WHAT IS REQUIRED: Please reproduce every record, keeping each one exactly as written.

DATA PROVIDED:
__________

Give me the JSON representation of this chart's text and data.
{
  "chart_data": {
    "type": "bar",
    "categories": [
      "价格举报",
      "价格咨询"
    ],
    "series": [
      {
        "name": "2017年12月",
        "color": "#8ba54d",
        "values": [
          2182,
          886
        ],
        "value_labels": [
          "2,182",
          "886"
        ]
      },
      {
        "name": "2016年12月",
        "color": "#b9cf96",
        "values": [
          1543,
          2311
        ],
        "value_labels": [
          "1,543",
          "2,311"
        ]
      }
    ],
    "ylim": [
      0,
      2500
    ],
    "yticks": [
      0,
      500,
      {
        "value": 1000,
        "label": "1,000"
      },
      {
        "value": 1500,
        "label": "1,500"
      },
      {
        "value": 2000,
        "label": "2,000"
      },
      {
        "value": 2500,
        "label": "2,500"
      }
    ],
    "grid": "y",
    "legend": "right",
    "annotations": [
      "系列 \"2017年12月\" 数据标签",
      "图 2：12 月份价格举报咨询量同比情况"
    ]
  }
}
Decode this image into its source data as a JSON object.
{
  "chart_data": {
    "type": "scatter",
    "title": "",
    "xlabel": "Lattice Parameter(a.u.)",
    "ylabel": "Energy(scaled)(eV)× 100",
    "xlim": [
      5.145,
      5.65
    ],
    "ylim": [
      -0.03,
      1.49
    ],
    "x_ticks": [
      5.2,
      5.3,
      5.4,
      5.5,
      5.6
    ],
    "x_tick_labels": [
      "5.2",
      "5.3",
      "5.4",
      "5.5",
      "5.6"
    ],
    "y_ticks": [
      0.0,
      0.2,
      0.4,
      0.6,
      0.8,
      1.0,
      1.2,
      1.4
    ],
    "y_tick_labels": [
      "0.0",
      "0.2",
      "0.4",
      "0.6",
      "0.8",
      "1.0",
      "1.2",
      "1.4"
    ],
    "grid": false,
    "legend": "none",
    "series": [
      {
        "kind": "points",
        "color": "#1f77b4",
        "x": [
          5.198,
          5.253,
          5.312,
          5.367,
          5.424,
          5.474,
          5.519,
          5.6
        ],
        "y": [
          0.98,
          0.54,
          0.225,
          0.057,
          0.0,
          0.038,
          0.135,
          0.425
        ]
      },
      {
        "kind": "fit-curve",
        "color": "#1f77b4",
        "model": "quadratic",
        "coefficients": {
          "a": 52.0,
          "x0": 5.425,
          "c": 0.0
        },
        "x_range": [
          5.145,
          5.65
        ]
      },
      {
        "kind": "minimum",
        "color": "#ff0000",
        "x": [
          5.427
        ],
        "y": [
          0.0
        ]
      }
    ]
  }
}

__________

FINAL ANSWER:
Give me the JSON representation of this chart's text and data.
{
  "chart_data": {
    "type": "bar",
    "categories": [
      "价格举报",
      "价格咨询"
    ],
    "series": [
      {
        "name": "2017年12月",
        "color": "#8ba54d",
        "values": [
          2182,
          886
        ],
        "value_labels": [
          "2,182",
          "886"
        ]
      },
      {
        "name": "2016年12月",
        "color": "#b9cf96",
        "values": [
          1543,
          2311
        ],
        "value_labels": [
          "1,543",
          "2,311"
        ]
      }
    ],
    "ylim": [
      0,
      2500
    ],
    "yticks": [
      0,
      500,
      {
        "value": 1000,
        "label": "1,000"
      },
      {
        "value": 1500,
        "label": "1,500"
      },
      {
        "value": 2000,
        "label": "2,000"
      },
      {
        "value": 2500,
        "label": "2,500"
      }
    ],
    "grid": "y",
    "legend": "right",
    "annotations": [
      "系列 \"2017年12月\" 数据标签",
      "图 2：12 月份价格举报咨询量同比情况"
    ]
  }
}
Decode this image into its source data as a JSON object.
{
  "chart_data": {
    "type": "scatter",
    "title": "",
    "xlabel": "Lattice Parameter(a.u.)",
    "ylabel": "Energy(scaled)(eV)× 100",
    "xlim": [
      5.145,
      5.65
    ],
    "ylim": [
      -0.03,
      1.49
    ],
    "x_ticks": [
      5.2,
      5.3,
      5.4,
      5.5,
      5.6
    ],
    "x_tick_labels": [
      "5.2",
      "5.3",
      "5.4",
      "5.5",
      "5.6"
    ],
    "y_ticks": [
      0.0,
      0.2,
      0.4,
      0.6,
      0.8,
      1.0,
      1.2,
      1.4
    ],
    "y_tick_labels": [
      "0.0",
      "0.2",
      "0.4",
      "0.6",
      "0.8",
      "1.0",
      "1.2",
      "1.4"
    ],
    "grid": false,
    "legend": "none",
    "series": [
      {
        "kind": "points",
        "color": "#1f77b4",
        "x": [
          5.198,
          5.253,
          5.312,
          5.367,
          5.424,
          5.474,
          5.519,
          5.6
        ],
        "y": [
          0.98,
          0.54,
          0.225,
          0.057,
          0.0,
          0.038,
          0.135,
          0.425
        ]
      },
      {
        "kind": "fit-curve",
        "color": "#1f77b4",
        "model": "quadratic",
        "coefficients": {
          "a": 52.0,
          "x0": 5.425,
          "c": 0.0
        },
        "x_range": [
          5.145,
          5.65
        ]
      },
      {
        "kind": "minimum",
        "color": "#ff0000",
        "x": [
          5.427
        ],
        "y": [
          0.0
        ]
      }
    ]
  }
}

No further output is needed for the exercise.